STATED TASK: Find the lines below that contain the string "traffic". Copy each one.

DATA SUPPLIED:

.....

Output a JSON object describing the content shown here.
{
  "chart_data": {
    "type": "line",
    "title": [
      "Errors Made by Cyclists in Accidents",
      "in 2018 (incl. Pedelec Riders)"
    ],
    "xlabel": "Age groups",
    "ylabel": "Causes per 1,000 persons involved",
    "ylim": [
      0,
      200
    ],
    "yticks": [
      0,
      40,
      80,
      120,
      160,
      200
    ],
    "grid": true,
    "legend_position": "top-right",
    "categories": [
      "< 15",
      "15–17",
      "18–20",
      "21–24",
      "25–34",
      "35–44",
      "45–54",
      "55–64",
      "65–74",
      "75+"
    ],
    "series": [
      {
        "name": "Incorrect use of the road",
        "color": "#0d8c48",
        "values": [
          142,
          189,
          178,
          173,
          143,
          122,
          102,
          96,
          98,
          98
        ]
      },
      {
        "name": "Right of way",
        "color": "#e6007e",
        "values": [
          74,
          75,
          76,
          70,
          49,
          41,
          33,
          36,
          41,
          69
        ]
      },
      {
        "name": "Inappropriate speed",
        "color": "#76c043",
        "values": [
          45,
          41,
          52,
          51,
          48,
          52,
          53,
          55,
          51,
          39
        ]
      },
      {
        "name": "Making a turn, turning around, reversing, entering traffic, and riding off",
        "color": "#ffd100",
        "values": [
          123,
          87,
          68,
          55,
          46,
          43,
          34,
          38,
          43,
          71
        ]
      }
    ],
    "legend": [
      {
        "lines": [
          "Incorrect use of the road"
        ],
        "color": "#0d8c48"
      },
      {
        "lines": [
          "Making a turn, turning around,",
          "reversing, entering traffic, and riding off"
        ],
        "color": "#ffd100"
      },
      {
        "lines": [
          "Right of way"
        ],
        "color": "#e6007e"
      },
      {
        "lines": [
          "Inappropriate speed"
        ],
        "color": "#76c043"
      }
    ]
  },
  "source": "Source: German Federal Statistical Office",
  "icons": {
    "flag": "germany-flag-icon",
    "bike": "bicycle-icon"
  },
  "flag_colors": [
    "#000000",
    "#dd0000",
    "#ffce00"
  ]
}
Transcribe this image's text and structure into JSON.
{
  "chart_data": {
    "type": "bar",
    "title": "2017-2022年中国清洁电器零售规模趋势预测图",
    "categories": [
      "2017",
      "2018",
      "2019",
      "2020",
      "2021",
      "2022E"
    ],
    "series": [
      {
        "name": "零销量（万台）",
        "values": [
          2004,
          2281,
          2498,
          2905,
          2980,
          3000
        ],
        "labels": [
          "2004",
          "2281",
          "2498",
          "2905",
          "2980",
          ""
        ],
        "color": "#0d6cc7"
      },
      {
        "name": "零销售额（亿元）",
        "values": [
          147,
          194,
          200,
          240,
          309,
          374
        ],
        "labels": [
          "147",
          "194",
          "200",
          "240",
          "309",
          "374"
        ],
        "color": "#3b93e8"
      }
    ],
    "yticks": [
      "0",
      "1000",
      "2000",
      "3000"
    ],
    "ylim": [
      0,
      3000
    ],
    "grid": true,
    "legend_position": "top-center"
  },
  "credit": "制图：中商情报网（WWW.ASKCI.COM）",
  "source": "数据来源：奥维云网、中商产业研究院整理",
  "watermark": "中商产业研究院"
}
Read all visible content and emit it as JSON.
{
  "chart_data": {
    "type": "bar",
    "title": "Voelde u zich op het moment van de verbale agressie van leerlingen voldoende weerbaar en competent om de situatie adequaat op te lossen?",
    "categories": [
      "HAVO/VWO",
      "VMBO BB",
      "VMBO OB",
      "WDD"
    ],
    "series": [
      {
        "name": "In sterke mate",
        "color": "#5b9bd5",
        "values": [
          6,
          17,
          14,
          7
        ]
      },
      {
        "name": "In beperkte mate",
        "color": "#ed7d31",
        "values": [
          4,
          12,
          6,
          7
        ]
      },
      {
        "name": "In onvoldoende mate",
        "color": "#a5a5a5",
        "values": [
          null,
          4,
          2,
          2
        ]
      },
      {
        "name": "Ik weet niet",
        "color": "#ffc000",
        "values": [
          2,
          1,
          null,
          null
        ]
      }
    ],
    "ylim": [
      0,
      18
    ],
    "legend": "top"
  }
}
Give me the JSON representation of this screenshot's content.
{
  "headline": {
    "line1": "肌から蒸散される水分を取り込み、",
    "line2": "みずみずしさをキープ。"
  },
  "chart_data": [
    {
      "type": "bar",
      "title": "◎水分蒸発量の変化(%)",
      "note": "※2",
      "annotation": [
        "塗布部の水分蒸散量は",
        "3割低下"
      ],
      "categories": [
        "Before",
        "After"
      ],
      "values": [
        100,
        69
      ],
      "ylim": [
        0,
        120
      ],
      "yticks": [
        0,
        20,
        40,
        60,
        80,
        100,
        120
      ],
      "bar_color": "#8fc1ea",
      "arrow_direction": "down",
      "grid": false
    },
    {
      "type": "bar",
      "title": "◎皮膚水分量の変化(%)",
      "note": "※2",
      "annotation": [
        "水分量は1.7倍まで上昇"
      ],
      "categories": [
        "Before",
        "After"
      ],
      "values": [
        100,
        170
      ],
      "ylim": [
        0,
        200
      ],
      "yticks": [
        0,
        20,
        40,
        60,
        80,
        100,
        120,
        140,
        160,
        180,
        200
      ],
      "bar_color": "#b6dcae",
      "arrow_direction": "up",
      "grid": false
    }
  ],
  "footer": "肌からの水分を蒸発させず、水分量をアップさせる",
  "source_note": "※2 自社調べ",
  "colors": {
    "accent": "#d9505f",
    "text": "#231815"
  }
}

.....

FINISHED EXERCISE:
        "name": "Making a turn, turning around, reversing, entering traffic, and riding off",
          "reversing, entering traffic, and riding off"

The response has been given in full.